#### RECORDS SUPPLIED:

===

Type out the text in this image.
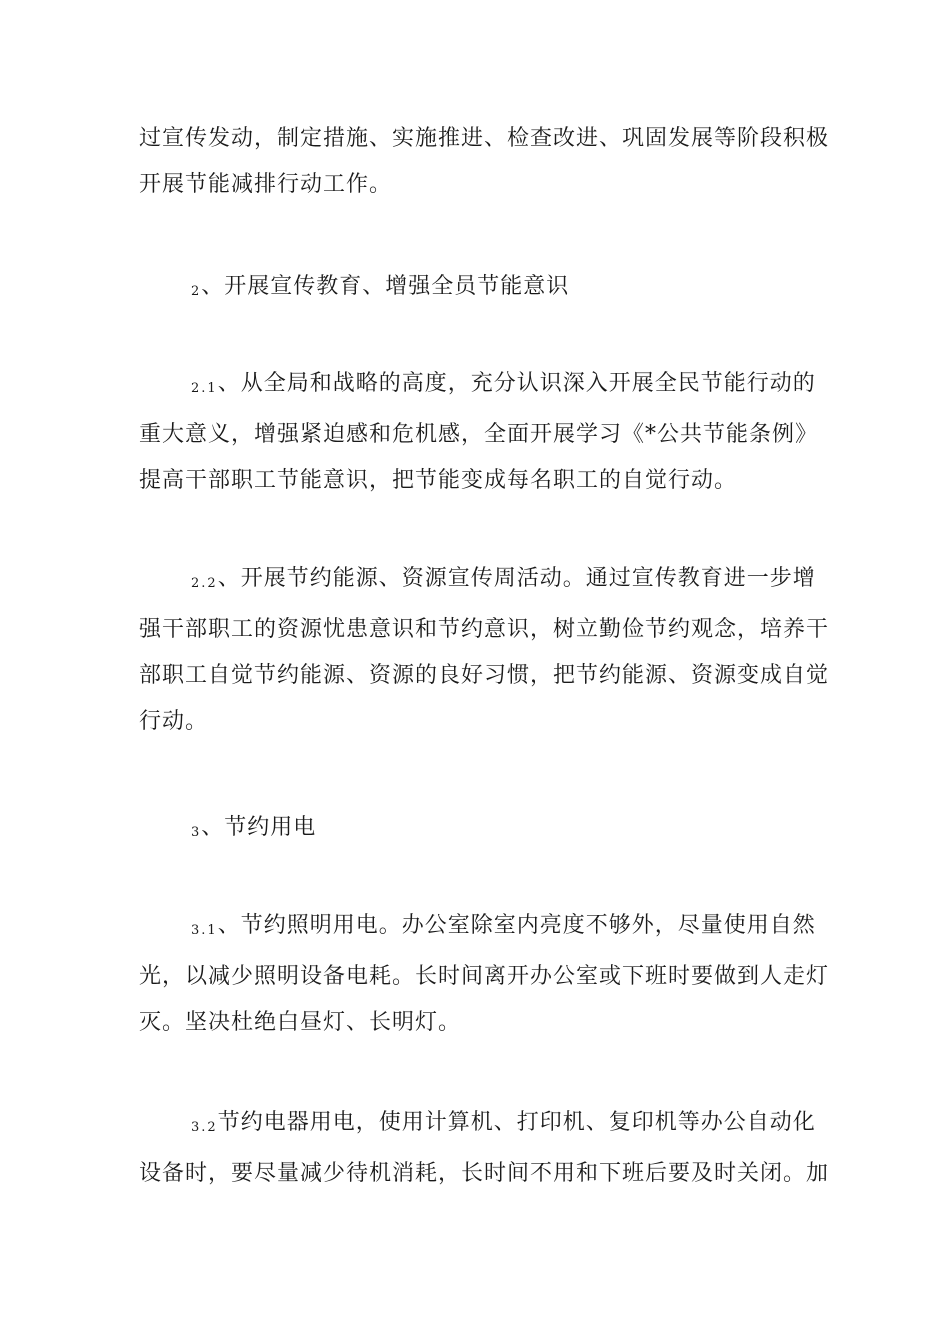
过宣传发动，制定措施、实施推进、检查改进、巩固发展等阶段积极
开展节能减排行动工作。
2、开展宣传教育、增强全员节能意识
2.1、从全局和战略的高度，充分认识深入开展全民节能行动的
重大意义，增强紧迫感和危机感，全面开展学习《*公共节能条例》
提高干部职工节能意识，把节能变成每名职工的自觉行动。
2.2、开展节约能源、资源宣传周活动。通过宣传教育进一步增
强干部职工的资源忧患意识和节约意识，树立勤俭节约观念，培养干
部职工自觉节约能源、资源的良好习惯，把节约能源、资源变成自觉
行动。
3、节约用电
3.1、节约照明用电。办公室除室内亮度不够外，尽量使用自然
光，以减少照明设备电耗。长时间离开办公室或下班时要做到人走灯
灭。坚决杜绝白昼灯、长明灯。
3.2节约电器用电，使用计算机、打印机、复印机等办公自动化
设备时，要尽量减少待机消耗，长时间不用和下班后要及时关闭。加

===

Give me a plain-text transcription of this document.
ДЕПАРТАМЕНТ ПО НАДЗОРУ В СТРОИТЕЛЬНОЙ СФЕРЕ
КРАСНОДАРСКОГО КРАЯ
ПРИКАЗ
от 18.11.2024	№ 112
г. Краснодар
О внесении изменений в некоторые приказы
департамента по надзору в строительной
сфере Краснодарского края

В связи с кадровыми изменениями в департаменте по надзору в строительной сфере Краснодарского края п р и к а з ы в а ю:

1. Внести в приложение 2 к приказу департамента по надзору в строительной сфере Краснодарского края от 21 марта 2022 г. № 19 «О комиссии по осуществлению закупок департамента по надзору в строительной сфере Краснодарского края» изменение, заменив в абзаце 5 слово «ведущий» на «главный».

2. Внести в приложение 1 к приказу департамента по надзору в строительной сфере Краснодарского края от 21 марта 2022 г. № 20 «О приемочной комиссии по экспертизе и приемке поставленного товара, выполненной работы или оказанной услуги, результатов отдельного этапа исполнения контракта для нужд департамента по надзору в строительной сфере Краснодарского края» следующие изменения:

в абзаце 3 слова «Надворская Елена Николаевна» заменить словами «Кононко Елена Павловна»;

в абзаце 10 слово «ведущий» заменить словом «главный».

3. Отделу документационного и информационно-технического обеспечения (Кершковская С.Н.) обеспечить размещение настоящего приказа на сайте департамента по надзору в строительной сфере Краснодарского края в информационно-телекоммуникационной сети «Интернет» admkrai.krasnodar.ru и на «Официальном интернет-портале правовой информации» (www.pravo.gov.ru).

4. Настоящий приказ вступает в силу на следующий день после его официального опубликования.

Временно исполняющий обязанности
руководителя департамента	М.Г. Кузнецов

===

#### WHAT THE TASK REQUIRES:
Copy out every line from the records that has the word "комиссии".

#### FINISHED ANSWER:
1. Внести в приложение 2 к приказу департамента по надзору в строительной сфере Краснодарского края от 21 марта 2022 г. № 19 «О комиссии по осуществлению закупок департамента по надзору в строительной сфере Краснодарского края» изменение, заменив в абзаце 5 слово «ведущий» на «главный».
2. Внести в приложение 1 к приказу департамента по надзору в строительной сфере Краснодарского края от 21 марта 2022 г. № 20 «О приемочной комиссии по экспертизе и приемке поставленного товара, выполненной работы или оказанной услуги, результатов отдельного этапа исполнения контракта для нужд департамента по надзору в строительной сфере Краснодарского края» следующие изменения:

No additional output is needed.